## Work to complete
- 1) Which authors are named in the reading challenge post?
- 2) Could you write the next few sentences of the reading challenge post, picking up after its final sentence?

## Given text
---------------

Wednesday, January 07, 2009

Pick 12 books - one for each month of 2008

I am an idiot. How did I fail to notice that this challenge was for 2008 and was ending in a month? However, I'm also a stubborn idiot and I tried to complete it - though I tried to read the shortest books first! I got through 8 and a half, which isn't too bad, I guess, considering that I was fairly social over the holidays.

1. Practical Demonkeeping, Christopher Moore - Hilarious! I have no idea where he thinks this stuff up, but it is comic genius.
2. Borderlines, Peter Hoeg - I'm not sure what to say about it - it was an enjoyable read, but I didn't love it.
3. Another Roadside Attraction, Tom Robbins - It took me at least 200 pages to get into it, though I did enjoy the end. Interesting, but not as enjoyable as I had hoped.
4. Tokyo Cancelled, Rana Dasgupta - It was interesting but somehow didn't draw me in.
5. The Hungry Tide, Amitav Ghosh
6. The Optimists, Andrew Miller - Finished after the deadline. I wouldn't say I loved the Optimists, but I found it interesting. It's an oddly visual novel, as the protagonist is a photographer and his sister writes about painters, many of the names I looked up. There are quite a few references to Greek mythology as well, which I must admit to liking in a novel. Many of the settings were incredibly familiar - I've taken that train ride between London and Edinburgh, through Berwick. I've been to Dundee and down the Arbroath Road. The descriptions of Toronto - Chinatown, Union Station, Yorkdale - call up lots of memories. Plus I googled to figure out what the hell a fish kettle is. It's worth a read.

---------------

## Stored records

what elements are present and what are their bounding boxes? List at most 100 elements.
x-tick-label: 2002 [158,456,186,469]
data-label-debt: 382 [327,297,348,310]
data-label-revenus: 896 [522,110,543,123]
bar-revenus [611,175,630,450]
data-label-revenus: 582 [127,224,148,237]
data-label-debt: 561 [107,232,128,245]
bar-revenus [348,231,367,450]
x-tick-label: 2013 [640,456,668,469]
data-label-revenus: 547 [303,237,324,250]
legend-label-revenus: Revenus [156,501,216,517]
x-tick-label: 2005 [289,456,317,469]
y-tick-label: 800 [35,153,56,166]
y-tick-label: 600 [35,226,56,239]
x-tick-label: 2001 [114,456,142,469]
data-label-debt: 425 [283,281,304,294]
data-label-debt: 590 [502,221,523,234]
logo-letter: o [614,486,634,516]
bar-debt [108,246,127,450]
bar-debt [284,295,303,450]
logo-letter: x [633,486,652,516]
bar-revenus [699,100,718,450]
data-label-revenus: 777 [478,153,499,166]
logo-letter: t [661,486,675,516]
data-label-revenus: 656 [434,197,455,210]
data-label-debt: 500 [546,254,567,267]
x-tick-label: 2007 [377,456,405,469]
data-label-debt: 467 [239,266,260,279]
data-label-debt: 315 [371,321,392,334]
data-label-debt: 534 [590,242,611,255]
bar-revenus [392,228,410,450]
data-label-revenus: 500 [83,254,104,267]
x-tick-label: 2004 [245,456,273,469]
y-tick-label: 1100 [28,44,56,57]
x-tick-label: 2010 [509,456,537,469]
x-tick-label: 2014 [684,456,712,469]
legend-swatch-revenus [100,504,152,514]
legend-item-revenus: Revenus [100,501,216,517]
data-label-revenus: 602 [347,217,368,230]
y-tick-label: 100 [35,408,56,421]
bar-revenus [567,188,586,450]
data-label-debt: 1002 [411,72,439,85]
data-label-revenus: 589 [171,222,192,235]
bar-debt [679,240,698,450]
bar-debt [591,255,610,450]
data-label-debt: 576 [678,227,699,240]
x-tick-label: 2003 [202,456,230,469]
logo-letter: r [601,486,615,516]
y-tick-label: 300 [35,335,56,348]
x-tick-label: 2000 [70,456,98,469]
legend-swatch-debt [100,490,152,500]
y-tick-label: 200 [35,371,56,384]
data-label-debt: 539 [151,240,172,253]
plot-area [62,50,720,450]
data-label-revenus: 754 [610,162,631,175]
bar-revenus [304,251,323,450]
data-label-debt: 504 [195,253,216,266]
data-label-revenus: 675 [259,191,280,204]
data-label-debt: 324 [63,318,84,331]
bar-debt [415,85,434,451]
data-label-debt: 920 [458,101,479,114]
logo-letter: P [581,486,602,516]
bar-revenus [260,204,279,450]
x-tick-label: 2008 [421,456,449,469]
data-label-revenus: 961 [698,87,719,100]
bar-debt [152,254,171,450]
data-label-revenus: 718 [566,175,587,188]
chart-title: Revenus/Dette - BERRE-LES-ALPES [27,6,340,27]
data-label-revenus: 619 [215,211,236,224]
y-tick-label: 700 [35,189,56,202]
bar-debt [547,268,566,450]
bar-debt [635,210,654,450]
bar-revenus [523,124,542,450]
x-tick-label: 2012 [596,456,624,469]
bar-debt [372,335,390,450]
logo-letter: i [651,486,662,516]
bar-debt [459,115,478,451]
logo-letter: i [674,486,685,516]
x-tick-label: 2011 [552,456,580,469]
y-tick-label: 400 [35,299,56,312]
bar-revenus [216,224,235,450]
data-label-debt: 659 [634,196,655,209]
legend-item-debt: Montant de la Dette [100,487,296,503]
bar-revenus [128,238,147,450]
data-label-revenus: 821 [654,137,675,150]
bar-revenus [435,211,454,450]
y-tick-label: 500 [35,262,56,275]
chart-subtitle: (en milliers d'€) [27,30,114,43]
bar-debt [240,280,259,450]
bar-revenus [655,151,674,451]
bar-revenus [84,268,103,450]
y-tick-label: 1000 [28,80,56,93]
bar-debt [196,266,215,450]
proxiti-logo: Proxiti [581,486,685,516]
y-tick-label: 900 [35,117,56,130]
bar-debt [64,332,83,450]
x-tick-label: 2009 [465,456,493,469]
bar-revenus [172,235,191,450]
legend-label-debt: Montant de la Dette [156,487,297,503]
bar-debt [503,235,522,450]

---------------

## Expected results
- 1) Christopher Moore, Peter Hoeg, Tom Robbins, Rana Dasgupta, Amitav Ghosh, Andrew Miller

- 2)
7. Plainsong, Kent Haruf - The writing is simple and yet so beautiful. It was such an engrossing story that I finished it in well under a day. I loved it.
8. Naked, David Sedaris - I always think I'm not as big a Sedaris fan as I find myself to be once I dive into one of his books. There were just too many hilarious bits to mention, though the breast-feeding camels line has gotten permanently lodged in my brain.
9. The Heart is a Lonely Hunter, Carson McCullers
10. What is the What, Dave Eggers
11. The Book of Illusions, Paul Auster
12. Fox Girl, Nora Okia Keller - While I was a little disappointed with Comfort Woman, I loved Fox Girl. It was a fascinating look at Korea and the GIs after the Korean War. It certainly sheds some light on the present situation.
Alt.The New Kings of Nonfiction, edited by Ira Glass-A few of the articles I had come across before, but they were all really enjoyable, even the description of a poker competition that I didn't even really understand. The one on Saddam Hussein was interesting considering events since. My favourite might have been the portrayal of the ten year old.
Alt.Life of Pi, Yann Martel - Fantastic book!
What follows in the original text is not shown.